INPUT MATERIAL:
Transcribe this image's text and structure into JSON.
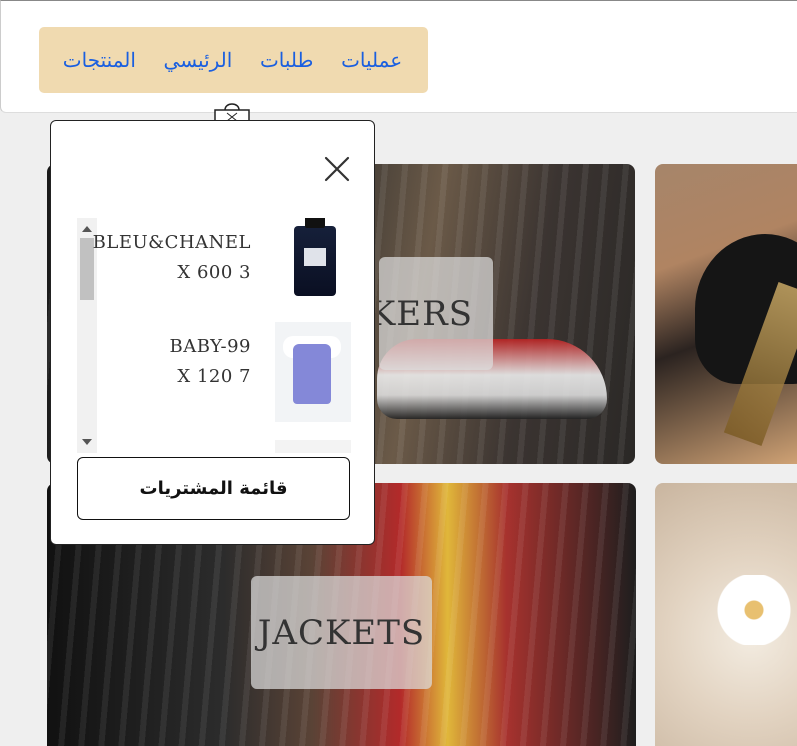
{
  "nav": {
    "items": [
      {
        "label": "عمليات"
      },
      {
        "label": "طلبات"
      },
      {
        "label": "الرئيسي"
      },
      {
        "label": "المنتجات"
      }
    ]
  },
  "categories": {
    "sneakers": "SNEAKERS",
    "jackets": "JACKETS"
  },
  "cart": {
    "items": [
      {
        "name": "BLEU&CHANEL",
        "line": "X 600 3",
        "image": "perfume-bottle"
      },
      {
        "name": "BABY-99",
        "line": "X 120 7",
        "image": "baby-overall"
      }
    ],
    "list_button": "قائمة المشتريات"
  },
  "colors": {
    "nav_bg": "#f0dab0",
    "nav_link": "#1a5fe0",
    "page_bg": "#efefef"
  }
}
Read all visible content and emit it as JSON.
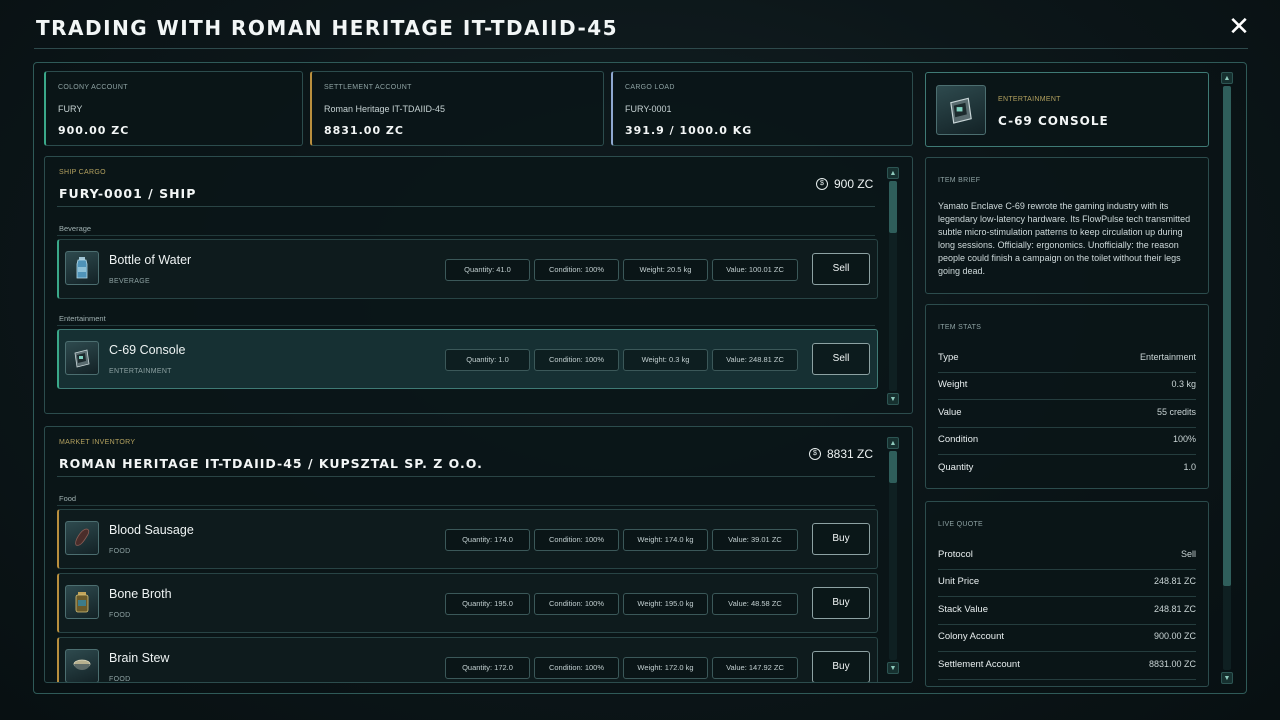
{
  "window": {
    "title": "TRADING WITH ROMAN HERITAGE IT-TDAIID-45",
    "close_icon": "close-icon"
  },
  "accounts": [
    {
      "label": "COLONY ACCOUNT",
      "name": "FURY",
      "value": "900.00 ZC",
      "accent": "#3aa889"
    },
    {
      "label": "SETTLEMENT ACCOUNT",
      "name": "Roman Heritage IT-TDAIID-45",
      "value": "8831.00 ZC",
      "accent": "#b98f3e"
    },
    {
      "label": "CARGO LOAD",
      "name": "FURY-0001",
      "value": "391.9 / 1000.0 KG",
      "accent": "#8fa8d0"
    }
  ],
  "ship_cargo": {
    "label": "SHIP CARGO",
    "title": "FURY-0001 / SHIP",
    "money": "900 ZC",
    "groups": [
      {
        "category": "Beverage",
        "items": [
          {
            "name": "Bottle of Water",
            "category": "BEVERAGE",
            "quantity": "Quantity: 41.0",
            "condition": "Condition: 100%",
            "weight": "Weight: 20.5 kg",
            "value": "Value: 100.01 ZC",
            "action": "Sell",
            "icon": "water-bottle-icon"
          }
        ]
      },
      {
        "category": "Entertainment",
        "items": [
          {
            "name": "C-69 Console",
            "category": "ENTERTAINMENT",
            "quantity": "Quantity: 1.0",
            "condition": "Condition: 100%",
            "weight": "Weight: 0.3 kg",
            "value": "Value: 248.81 ZC",
            "action": "Sell",
            "icon": "console-icon"
          }
        ]
      }
    ],
    "scroll_fraction": 0.0
  },
  "market": {
    "label": "MARKET INVENTORY",
    "title": "ROMAN HERITAGE IT-TDAIID-45 / KUPSZTAL SP. Z O.O.",
    "money": "8831 ZC",
    "groups": [
      {
        "category": "Food",
        "items": [
          {
            "name": "Blood Sausage",
            "category": "FOOD",
            "quantity": "Quantity: 174.0",
            "condition": "Condition: 100%",
            "weight": "Weight: 174.0 kg",
            "value": "Value: 39.01 ZC",
            "action": "Buy",
            "icon": "sausage-icon"
          },
          {
            "name": "Bone Broth",
            "category": "FOOD",
            "quantity": "Quantity: 195.0",
            "condition": "Condition: 100%",
            "weight": "Weight: 195.0 kg",
            "value": "Value: 48.58 ZC",
            "action": "Buy",
            "icon": "broth-jar-icon"
          },
          {
            "name": "Brain Stew",
            "category": "FOOD",
            "quantity": "Quantity: 172.0",
            "condition": "Condition: 100%",
            "weight": "Weight: 172.0 kg",
            "value": "Value: 147.92 ZC",
            "action": "Buy",
            "icon": "stew-bowl-icon"
          }
        ]
      }
    ]
  },
  "selected_item": {
    "category": "ENTERTAINMENT",
    "name": "C-69 CONSOLE",
    "icon": "console-icon"
  },
  "item_brief": {
    "label": "ITEM BRIEF",
    "text": "Yamato Enclave C-69 rewrote the gaming industry with its legendary low-latency hardware. Its FlowPulse tech transmitted subtle micro-stimulation patterns to keep circulation up during long sessions. Officially: ergonomics. Unofficially: the reason people could finish a campaign on the toilet without their legs going dead."
  },
  "item_stats": {
    "label": "ITEM STATS",
    "rows": [
      {
        "key": "Type",
        "value": "Entertainment"
      },
      {
        "key": "Weight",
        "value": "0.3 kg"
      },
      {
        "key": "Value",
        "value": "55 credits"
      },
      {
        "key": "Condition",
        "value": "100%"
      },
      {
        "key": "Quantity",
        "value": "1.0"
      }
    ]
  },
  "live_quote": {
    "label": "LIVE QUOTE",
    "rows": [
      {
        "key": "Protocol",
        "value": "Sell"
      },
      {
        "key": "Unit Price",
        "value": "248.81 ZC"
      },
      {
        "key": "Stack Value",
        "value": "248.81 ZC"
      },
      {
        "key": "Colony Account",
        "value": "900.00 ZC"
      },
      {
        "key": "Settlement Account",
        "value": "8831.00 ZC"
      }
    ]
  }
}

REQUIREMENT: Print all of the records shown above exactly, leaving out each picture.

EXERCISE ANSWER:
Transcribe this image's text and structure into JSON.
{
  "nav": {
    "items": [
      {
        "label": "عمليات"
      },
      {
        "label": "طلبات"
      },
      {
        "label": "الرئيسي"
      },
      {
        "label": "المنتجات"
      }
    ]
  },
  "categories": {
    "sneakers": "SNEAKERS",
    "jackets": "JACKETS"
  },
  "cart": {
    "items": [
      {
        "name": "BLEU&CHANEL",
        "line": "X 600 3",
        "image": "perfume-bottle"
      },
      {
        "name": "BABY-99",
        "line": "X 120 7",
        "image": "baby-overall"
      }
    ],
    "list_button": "قائمة المشتريات"
  },
  "colors": {
    "nav_bg": "#f0dab0",
    "nav_link": "#1a5fe0",
    "page_bg": "#efefef"
  }
}
Read all visible content and emit it as JSON.
{
  "window": {
    "title": "TRADING WITH ROMAN HERITAGE IT-TDAIID-45",
    "close_icon": "close-icon"
  },
  "accounts": [
    {
      "label": "COLONY ACCOUNT",
      "name": "FURY",
      "value": "900.00 ZC",
      "accent": "#3aa889"
    },
    {
      "label": "SETTLEMENT ACCOUNT",
      "name": "Roman Heritage IT-TDAIID-45",
      "value": "8831.00 ZC",
      "accent": "#b98f3e"
    },
    {
      "label": "CARGO LOAD",
      "name": "FURY-0001",
      "value": "391.9 / 1000.0 KG",
      "accent": "#8fa8d0"
    }
  ],
  "ship_cargo": {
    "label": "SHIP CARGO",
    "title": "FURY-0001 / SHIP",
    "money": "900 ZC",
    "groups": [
      {
        "category": "Beverage",
        "items": [
          {
            "name": "Bottle of Water",
            "category": "BEVERAGE",
            "quantity": "Quantity: 41.0",
            "condition": "Condition: 100%",
            "weight": "Weight: 20.5 kg",
            "value": "Value: 100.01 ZC",
            "action": "Sell",
            "icon": "water-bottle-icon"
          }
        ]
      },
      {
        "category": "Entertainment",
        "items": [
          {
            "name": "C-69 Console",
            "category": "ENTERTAINMENT",
            "quantity": "Quantity: 1.0",
            "condition": "Condition: 100%",
            "weight": "Weight: 0.3 kg",
            "value": "Value: 248.81 ZC",
            "action": "Sell",
            "icon": "console-icon"
          }
        ]
      }
    ],
    "scroll_fraction": 0.0
  },
  "market": {
    "label": "MARKET INVENTORY",
    "title": "ROMAN HERITAGE IT-TDAIID-45 / KUPSZTAL SP. Z O.O.",
    "money": "8831 ZC",
    "groups": [
      {
        "category": "Food",
        "items": [
          {
            "name": "Blood Sausage",
            "category": "FOOD",
            "quantity": "Quantity: 174.0",
            "condition": "Condition: 100%",
            "weight": "Weight: 174.0 kg",
            "value": "Value: 39.01 ZC",
            "action": "Buy",
            "icon": "sausage-icon"
          },
          {
            "name": "Bone Broth",
            "category": "FOOD",
            "quantity": "Quantity: 195.0",
            "condition": "Condition: 100%",
            "weight": "Weight: 195.0 kg",
            "value": "Value: 48.58 ZC",
            "action": "Buy",
            "icon": "broth-jar-icon"
          },
          {
            "name": "Brain Stew",
            "category": "FOOD",
            "quantity": "Quantity: 172.0",
            "condition": "Condition: 100%",
            "weight": "Weight: 172.0 kg",
            "value": "Value: 147.92 ZC",
            "action": "Buy",
            "icon": "stew-bowl-icon"
          }
        ]
      }
    ]
  },
  "selected_item": {
    "category": "ENTERTAINMENT",
    "name": "C-69 CONSOLE",
    "icon": "console-icon"
  },
  "item_brief": {
    "label": "ITEM BRIEF",
    "text": "Yamato Enclave C-69 rewrote the gaming industry with its legendary low-latency hardware. Its FlowPulse tech transmitted subtle micro-stimulation patterns to keep circulation up during long sessions. Officially: ergonomics. Unofficially: the reason people could finish a campaign on the toilet without their legs going dead."
  },
  "item_stats": {
    "label": "ITEM STATS",
    "rows": [
      {
        "key": "Type",
        "value": "Entertainment"
      },
      {
        "key": "Weight",
        "value": "0.3 kg"
      },
      {
        "key": "Value",
        "value": "55 credits"
      },
      {
        "key": "Condition",
        "value": "100%"
      },
      {
        "key": "Quantity",
        "value": "1.0"
      }
    ]
  },
  "live_quote": {
    "label": "LIVE QUOTE",
    "rows": [
      {
        "key": "Protocol",
        "value": "Sell"
      },
      {
        "key": "Unit Price",
        "value": "248.81 ZC"
      },
      {
        "key": "Stack Value",
        "value": "248.81 ZC"
      },
      {
        "key": "Colony Account",
        "value": "900.00 ZC"
      },
      {
        "key": "Settlement Account",
        "value": "8831.00 ZC"
      }
    ]
  }
}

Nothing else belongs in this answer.